Data listing:
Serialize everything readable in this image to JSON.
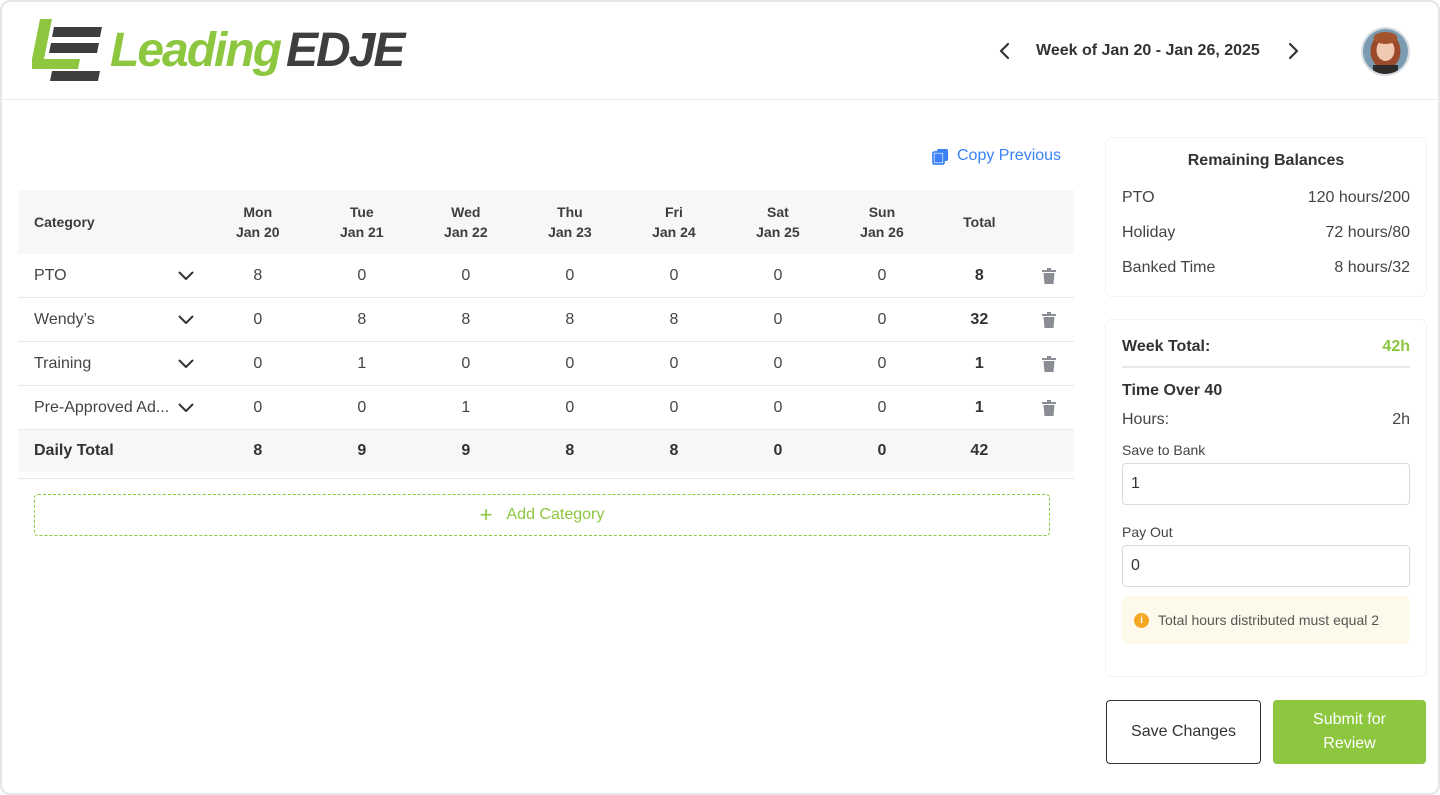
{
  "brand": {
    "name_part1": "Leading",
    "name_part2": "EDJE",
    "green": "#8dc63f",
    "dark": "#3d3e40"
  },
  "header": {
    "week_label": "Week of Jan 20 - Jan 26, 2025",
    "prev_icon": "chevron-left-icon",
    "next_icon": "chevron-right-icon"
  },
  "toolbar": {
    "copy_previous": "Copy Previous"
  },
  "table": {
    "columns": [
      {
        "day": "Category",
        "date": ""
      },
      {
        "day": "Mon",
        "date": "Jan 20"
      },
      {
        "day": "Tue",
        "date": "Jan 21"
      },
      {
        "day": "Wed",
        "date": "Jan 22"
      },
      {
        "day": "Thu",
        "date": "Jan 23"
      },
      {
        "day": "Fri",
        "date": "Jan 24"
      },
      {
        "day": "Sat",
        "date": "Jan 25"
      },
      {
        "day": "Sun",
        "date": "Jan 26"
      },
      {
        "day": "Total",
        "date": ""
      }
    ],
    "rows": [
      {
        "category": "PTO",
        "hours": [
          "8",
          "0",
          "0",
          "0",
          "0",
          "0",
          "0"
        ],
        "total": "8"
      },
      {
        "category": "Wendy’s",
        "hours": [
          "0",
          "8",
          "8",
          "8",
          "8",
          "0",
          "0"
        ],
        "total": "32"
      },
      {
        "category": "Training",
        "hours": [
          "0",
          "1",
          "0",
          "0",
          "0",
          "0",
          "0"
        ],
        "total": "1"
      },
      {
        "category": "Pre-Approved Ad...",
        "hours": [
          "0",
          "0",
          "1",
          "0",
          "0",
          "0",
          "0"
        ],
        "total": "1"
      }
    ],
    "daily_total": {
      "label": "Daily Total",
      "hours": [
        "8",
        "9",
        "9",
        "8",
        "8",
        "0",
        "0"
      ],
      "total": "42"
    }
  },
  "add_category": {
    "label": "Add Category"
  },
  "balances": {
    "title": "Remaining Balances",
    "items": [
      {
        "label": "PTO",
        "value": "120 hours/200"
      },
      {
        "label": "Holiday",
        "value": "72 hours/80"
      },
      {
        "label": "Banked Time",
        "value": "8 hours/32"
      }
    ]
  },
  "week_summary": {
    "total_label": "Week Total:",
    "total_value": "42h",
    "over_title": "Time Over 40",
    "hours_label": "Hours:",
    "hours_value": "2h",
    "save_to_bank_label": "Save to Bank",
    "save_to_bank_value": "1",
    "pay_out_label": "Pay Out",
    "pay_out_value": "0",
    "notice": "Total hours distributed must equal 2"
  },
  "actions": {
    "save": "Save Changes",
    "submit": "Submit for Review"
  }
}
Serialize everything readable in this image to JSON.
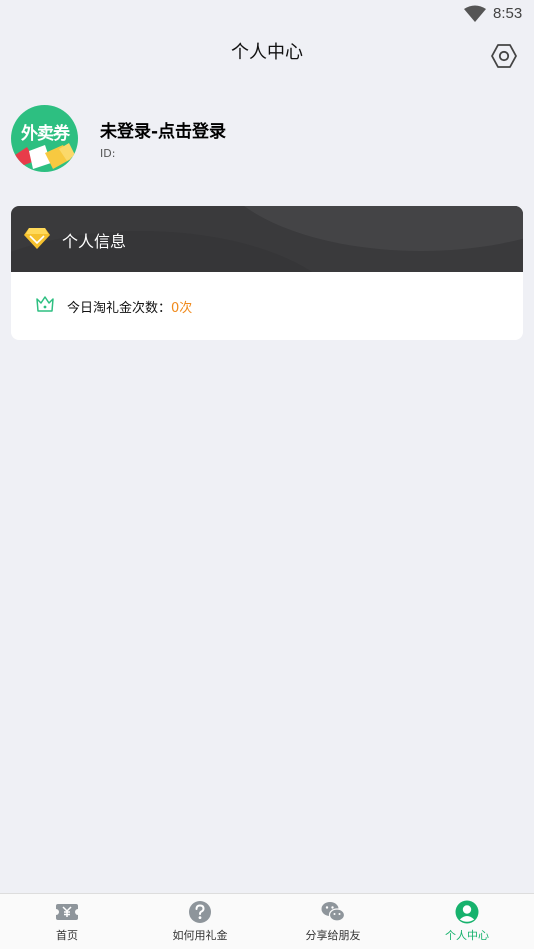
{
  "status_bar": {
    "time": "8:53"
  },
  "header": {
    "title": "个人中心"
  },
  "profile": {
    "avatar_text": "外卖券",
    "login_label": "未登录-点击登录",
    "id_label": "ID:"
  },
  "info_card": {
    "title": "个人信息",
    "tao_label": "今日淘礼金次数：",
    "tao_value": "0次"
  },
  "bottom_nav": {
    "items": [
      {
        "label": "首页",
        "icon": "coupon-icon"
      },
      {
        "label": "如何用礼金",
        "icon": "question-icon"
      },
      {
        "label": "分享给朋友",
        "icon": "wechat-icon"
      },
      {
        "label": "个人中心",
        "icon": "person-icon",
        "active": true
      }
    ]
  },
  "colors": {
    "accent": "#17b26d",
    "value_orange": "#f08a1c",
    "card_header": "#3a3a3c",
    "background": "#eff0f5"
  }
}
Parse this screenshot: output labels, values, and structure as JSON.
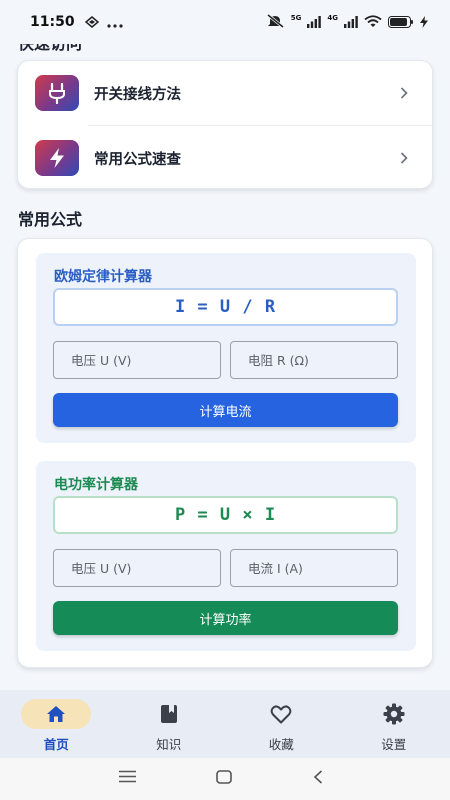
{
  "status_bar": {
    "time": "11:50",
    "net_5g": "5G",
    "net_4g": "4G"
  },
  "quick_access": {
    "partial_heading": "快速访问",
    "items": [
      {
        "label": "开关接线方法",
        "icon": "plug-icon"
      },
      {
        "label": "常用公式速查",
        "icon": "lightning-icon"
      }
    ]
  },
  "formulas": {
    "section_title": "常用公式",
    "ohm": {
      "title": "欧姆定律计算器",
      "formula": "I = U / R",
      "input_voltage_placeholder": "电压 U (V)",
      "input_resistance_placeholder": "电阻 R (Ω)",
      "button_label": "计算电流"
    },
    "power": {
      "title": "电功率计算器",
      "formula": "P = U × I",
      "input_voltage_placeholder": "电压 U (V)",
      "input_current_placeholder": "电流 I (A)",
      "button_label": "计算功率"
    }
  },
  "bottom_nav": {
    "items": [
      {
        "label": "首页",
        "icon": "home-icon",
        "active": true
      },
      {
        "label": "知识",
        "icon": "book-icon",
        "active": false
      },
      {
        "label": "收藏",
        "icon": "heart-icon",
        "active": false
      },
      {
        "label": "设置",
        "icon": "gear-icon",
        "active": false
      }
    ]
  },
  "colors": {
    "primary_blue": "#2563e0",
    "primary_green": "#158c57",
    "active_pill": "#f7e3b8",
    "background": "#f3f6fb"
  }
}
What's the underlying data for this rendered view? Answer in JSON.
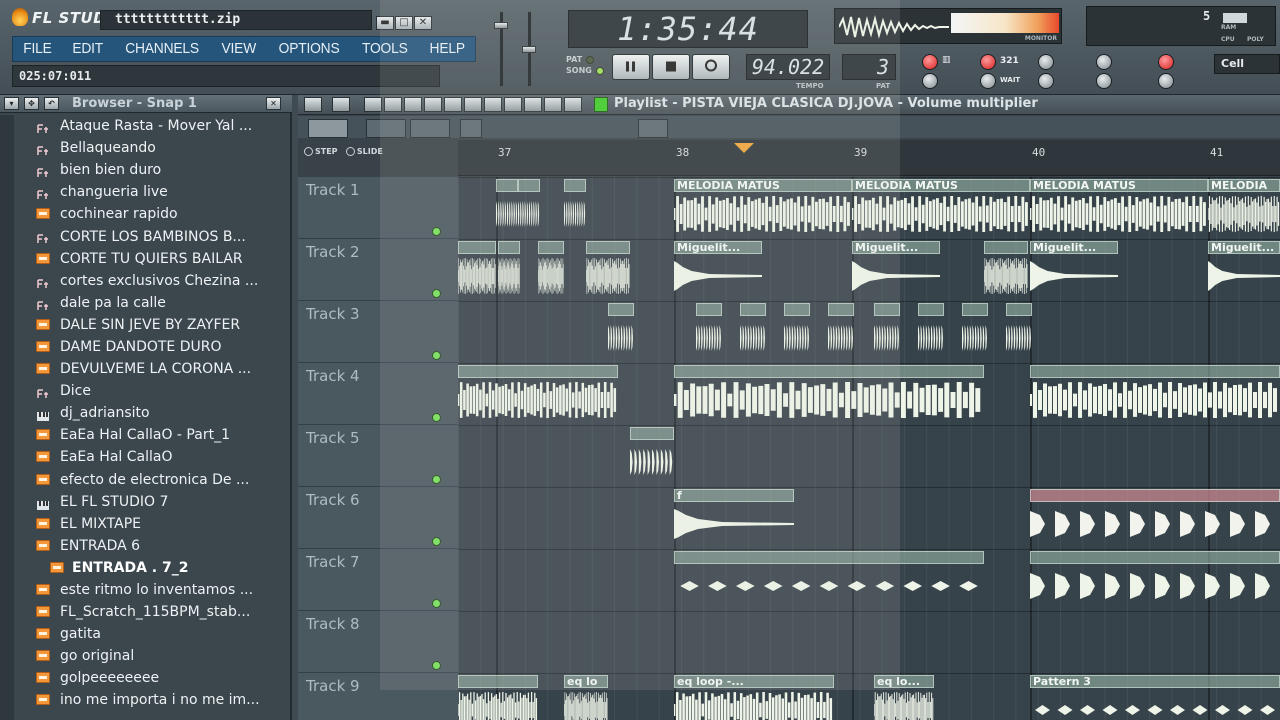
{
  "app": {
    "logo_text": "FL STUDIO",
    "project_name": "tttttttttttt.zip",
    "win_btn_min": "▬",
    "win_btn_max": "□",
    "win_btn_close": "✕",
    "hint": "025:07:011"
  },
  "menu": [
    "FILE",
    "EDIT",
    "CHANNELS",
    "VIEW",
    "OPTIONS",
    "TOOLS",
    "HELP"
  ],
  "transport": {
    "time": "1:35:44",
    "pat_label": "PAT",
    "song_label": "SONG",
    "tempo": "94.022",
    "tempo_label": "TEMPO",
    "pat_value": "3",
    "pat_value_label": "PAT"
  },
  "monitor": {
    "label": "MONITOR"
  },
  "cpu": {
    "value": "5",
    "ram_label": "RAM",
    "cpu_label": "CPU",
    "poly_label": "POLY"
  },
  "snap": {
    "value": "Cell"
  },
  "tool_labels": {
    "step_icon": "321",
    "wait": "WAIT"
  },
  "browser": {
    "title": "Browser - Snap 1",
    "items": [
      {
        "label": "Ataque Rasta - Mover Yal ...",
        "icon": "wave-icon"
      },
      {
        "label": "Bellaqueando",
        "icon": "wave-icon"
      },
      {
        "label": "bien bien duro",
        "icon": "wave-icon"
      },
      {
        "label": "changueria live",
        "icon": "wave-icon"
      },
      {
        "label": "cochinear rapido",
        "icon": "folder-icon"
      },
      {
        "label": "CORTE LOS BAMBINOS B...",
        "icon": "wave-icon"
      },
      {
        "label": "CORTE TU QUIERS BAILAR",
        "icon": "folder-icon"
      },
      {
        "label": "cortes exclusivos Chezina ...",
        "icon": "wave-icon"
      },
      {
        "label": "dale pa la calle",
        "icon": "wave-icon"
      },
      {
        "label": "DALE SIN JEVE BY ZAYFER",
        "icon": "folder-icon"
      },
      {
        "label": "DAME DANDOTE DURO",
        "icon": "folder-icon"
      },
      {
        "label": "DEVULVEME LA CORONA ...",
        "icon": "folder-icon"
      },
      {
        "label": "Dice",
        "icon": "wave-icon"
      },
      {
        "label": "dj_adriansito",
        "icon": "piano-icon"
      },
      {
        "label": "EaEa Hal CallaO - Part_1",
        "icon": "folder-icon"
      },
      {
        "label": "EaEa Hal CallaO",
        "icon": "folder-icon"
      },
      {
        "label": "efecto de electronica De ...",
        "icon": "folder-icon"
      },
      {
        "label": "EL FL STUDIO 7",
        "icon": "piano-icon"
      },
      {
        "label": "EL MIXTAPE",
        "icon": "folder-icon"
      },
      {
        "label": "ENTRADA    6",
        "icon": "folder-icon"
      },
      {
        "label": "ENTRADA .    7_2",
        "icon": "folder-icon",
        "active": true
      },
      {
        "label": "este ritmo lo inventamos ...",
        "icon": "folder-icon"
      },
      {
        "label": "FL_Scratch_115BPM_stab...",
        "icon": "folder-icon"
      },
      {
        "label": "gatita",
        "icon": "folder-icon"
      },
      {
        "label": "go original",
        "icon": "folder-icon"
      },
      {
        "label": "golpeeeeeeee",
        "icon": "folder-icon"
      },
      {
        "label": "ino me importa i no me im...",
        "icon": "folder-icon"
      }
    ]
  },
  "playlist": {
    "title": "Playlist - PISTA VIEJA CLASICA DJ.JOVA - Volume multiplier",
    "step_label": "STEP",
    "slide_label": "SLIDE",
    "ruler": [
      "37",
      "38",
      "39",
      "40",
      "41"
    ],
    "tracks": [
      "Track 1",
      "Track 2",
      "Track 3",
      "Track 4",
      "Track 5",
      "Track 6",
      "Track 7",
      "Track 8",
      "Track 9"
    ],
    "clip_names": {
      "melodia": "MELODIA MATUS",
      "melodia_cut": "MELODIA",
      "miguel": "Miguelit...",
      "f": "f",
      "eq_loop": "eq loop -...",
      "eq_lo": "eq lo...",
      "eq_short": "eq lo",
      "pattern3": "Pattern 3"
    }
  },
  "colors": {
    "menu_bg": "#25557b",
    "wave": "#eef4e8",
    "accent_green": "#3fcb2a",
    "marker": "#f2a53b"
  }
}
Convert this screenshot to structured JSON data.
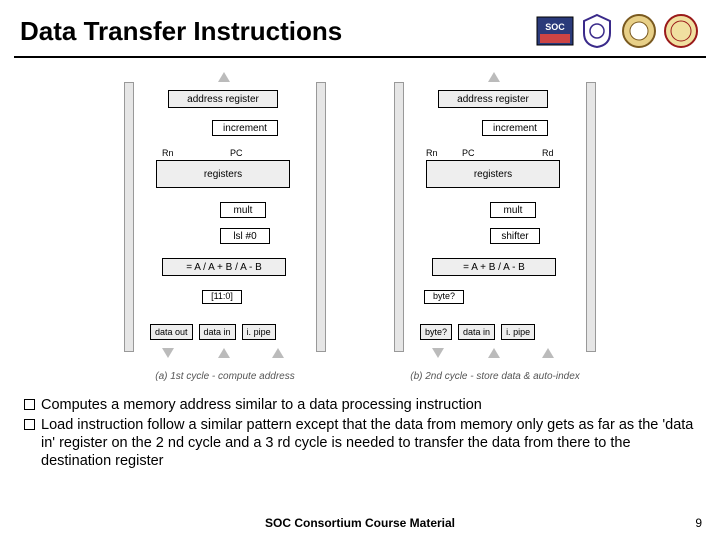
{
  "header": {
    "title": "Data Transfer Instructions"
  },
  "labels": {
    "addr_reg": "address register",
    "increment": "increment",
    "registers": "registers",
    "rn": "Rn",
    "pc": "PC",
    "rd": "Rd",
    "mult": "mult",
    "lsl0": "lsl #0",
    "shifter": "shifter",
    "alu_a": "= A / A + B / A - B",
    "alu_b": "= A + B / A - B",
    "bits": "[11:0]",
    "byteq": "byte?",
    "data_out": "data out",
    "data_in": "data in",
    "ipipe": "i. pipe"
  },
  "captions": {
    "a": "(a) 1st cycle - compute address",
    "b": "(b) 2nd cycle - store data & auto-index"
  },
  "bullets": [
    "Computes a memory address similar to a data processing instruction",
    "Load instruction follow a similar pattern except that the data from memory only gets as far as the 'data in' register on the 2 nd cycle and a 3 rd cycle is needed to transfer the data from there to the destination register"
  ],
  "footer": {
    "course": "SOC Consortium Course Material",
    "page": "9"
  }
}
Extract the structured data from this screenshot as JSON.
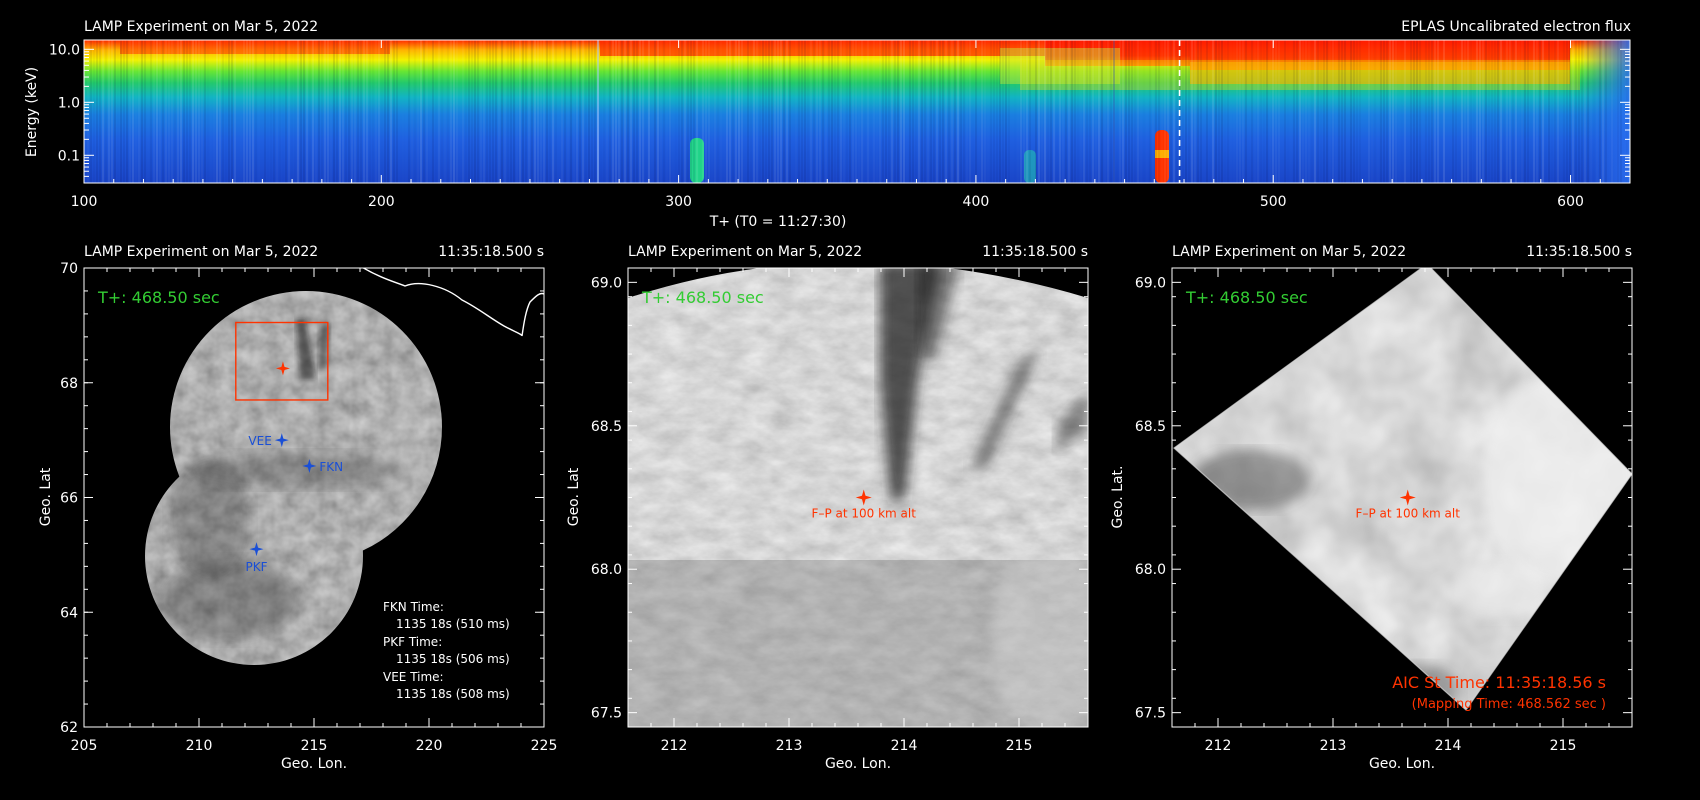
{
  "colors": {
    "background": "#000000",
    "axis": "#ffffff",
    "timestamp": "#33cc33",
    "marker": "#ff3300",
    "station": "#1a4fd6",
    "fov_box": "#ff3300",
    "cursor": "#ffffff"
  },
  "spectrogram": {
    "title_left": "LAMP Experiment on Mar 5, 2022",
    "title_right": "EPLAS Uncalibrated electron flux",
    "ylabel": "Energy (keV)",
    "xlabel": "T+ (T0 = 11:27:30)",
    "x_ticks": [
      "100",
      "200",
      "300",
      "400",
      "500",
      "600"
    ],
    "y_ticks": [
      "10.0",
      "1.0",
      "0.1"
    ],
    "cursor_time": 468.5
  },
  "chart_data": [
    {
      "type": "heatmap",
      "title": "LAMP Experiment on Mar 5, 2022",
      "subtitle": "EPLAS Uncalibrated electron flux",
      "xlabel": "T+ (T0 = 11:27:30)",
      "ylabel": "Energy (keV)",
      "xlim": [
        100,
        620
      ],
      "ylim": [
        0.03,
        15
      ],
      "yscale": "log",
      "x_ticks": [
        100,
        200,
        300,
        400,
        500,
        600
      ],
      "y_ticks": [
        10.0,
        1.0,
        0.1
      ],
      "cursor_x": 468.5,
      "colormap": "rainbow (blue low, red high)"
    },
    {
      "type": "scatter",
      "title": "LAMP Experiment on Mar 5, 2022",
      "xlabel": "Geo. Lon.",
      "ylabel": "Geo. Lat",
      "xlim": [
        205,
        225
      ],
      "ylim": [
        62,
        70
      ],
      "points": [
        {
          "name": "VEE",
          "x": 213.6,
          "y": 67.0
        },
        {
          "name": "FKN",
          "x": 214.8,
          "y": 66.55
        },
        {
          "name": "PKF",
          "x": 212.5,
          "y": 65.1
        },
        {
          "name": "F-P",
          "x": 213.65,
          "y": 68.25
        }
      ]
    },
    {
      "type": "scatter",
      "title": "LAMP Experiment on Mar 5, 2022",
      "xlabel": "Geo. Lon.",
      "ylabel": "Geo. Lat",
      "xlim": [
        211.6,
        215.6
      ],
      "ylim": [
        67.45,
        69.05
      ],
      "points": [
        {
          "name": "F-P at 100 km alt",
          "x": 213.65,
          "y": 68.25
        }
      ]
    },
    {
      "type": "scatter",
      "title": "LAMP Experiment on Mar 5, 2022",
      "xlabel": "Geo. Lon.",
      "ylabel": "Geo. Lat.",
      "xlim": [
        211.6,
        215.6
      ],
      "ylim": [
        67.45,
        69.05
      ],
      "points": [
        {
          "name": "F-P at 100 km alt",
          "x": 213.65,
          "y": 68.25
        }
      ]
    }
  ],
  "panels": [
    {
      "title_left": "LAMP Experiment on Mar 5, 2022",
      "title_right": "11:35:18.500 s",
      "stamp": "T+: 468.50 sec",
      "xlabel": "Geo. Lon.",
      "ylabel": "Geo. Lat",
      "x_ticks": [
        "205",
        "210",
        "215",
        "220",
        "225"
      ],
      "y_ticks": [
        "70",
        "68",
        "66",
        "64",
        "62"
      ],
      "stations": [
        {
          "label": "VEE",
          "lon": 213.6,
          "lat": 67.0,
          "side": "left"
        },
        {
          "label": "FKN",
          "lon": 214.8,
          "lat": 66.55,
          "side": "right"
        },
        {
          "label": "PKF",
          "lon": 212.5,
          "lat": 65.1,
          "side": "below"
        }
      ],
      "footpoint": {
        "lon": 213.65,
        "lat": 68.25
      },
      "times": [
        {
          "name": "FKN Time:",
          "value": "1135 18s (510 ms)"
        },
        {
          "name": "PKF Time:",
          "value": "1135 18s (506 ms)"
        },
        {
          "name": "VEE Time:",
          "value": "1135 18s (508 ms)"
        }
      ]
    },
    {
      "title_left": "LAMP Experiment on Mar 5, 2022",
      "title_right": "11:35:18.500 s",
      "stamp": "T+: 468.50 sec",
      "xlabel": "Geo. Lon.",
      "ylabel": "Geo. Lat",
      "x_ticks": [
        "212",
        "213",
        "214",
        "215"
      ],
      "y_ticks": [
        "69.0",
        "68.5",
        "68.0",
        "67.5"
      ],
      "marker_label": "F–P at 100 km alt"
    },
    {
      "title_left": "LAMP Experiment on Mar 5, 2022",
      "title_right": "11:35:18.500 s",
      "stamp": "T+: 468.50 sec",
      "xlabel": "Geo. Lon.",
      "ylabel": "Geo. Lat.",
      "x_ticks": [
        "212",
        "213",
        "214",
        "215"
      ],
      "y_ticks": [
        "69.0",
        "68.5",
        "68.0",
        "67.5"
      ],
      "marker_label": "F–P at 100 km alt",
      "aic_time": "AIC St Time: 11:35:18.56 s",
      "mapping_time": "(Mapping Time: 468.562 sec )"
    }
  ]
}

- _Problem statement_:
Each line in the listing above that contains "structured" should be copied.

- _Task response_:
Convert this screenshot to structured JSON data.
Extract the structured data from this screenshot as JSON.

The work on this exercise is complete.